## start Data section

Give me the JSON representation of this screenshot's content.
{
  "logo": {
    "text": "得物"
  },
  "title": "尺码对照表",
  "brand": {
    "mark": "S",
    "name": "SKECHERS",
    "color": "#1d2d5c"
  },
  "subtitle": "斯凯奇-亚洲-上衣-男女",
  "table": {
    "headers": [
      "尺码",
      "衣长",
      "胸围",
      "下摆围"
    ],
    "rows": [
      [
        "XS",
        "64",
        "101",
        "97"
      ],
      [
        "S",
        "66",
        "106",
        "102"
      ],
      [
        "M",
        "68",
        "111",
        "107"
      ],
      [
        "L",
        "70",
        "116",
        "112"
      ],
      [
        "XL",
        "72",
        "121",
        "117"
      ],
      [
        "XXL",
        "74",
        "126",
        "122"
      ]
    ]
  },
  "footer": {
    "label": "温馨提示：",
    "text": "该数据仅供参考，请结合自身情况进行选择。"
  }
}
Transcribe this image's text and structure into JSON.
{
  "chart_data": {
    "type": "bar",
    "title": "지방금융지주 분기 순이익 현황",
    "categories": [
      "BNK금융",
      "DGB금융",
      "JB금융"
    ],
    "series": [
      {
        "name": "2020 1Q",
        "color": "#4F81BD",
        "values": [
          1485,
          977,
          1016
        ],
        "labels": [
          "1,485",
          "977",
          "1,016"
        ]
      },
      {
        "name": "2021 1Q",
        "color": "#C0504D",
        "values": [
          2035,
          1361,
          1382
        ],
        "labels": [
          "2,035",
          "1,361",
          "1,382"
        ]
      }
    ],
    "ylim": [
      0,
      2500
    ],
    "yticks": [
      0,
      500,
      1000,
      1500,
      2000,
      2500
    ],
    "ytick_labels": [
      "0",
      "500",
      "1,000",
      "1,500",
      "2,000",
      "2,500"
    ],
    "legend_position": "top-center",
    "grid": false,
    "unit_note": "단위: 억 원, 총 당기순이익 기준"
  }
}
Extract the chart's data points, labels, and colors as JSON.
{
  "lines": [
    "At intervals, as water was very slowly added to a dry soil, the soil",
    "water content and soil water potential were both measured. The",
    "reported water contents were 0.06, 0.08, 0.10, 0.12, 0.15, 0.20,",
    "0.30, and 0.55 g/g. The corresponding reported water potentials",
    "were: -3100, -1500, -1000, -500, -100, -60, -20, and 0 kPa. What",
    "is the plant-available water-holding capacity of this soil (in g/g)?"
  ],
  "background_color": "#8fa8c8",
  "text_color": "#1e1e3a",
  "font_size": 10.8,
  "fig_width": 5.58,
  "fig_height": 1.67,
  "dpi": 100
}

## end Data section

- Set problem: Repeat the records above exactly.

- Exercise answer:
Give me the JSON representation of this screenshot's content.
{
  "logo": {
    "text": "得物"
  },
  "title": "尺码对照表",
  "brand": {
    "mark": "S",
    "name": "SKECHERS",
    "color": "#1d2d5c"
  },
  "subtitle": "斯凯奇-亚洲-上衣-男女",
  "table": {
    "headers": [
      "尺码",
      "衣长",
      "胸围",
      "下摆围"
    ],
    "rows": [
      [
        "XS",
        "64",
        "101",
        "97"
      ],
      [
        "S",
        "66",
        "106",
        "102"
      ],
      [
        "M",
        "68",
        "111",
        "107"
      ],
      [
        "L",
        "70",
        "116",
        "112"
      ],
      [
        "XL",
        "72",
        "121",
        "117"
      ],
      [
        "XXL",
        "74",
        "126",
        "122"
      ]
    ]
  },
  "footer": {
    "label": "温馨提示：",
    "text": "该数据仅供参考，请结合自身情况进行选择。"
  }
}
Transcribe this image's text and structure into JSON.
{
  "chart_data": {
    "type": "bar",
    "title": "지방금융지주 분기 순이익 현황",
    "categories": [
      "BNK금융",
      "DGB금융",
      "JB금융"
    ],
    "series": [
      {
        "name": "2020 1Q",
        "color": "#4F81BD",
        "values": [
          1485,
          977,
          1016
        ],
        "labels": [
          "1,485",
          "977",
          "1,016"
        ]
      },
      {
        "name": "2021 1Q",
        "color": "#C0504D",
        "values": [
          2035,
          1361,
          1382
        ],
        "labels": [
          "2,035",
          "1,361",
          "1,382"
        ]
      }
    ],
    "ylim": [
      0,
      2500
    ],
    "yticks": [
      0,
      500,
      1000,
      1500,
      2000,
      2500
    ],
    "ytick_labels": [
      "0",
      "500",
      "1,000",
      "1,500",
      "2,000",
      "2,500"
    ],
    "legend_position": "top-center",
    "grid": false,
    "unit_note": "단위: 억 원, 총 당기순이익 기준"
  }
}
Extract the chart's data points, labels, and colors as JSON.
{
  "lines": [
    "At intervals, as water was very slowly added to a dry soil, the soil",
    "water content and soil water potential were both measured. The",
    "reported water contents were 0.06, 0.08, 0.10, 0.12, 0.15, 0.20,",
    "0.30, and 0.55 g/g. The corresponding reported water potentials",
    "were: -3100, -1500, -1000, -500, -100, -60, -20, and 0 kPa. What",
    "is the plant-available water-holding capacity of this soil (in g/g)?"
  ],
  "background_color": "#8fa8c8",
  "text_color": "#1e1e3a",
  "font_size": 10.8,
  "fig_width": 5.58,
  "fig_height": 1.67,
  "dpi": 100
}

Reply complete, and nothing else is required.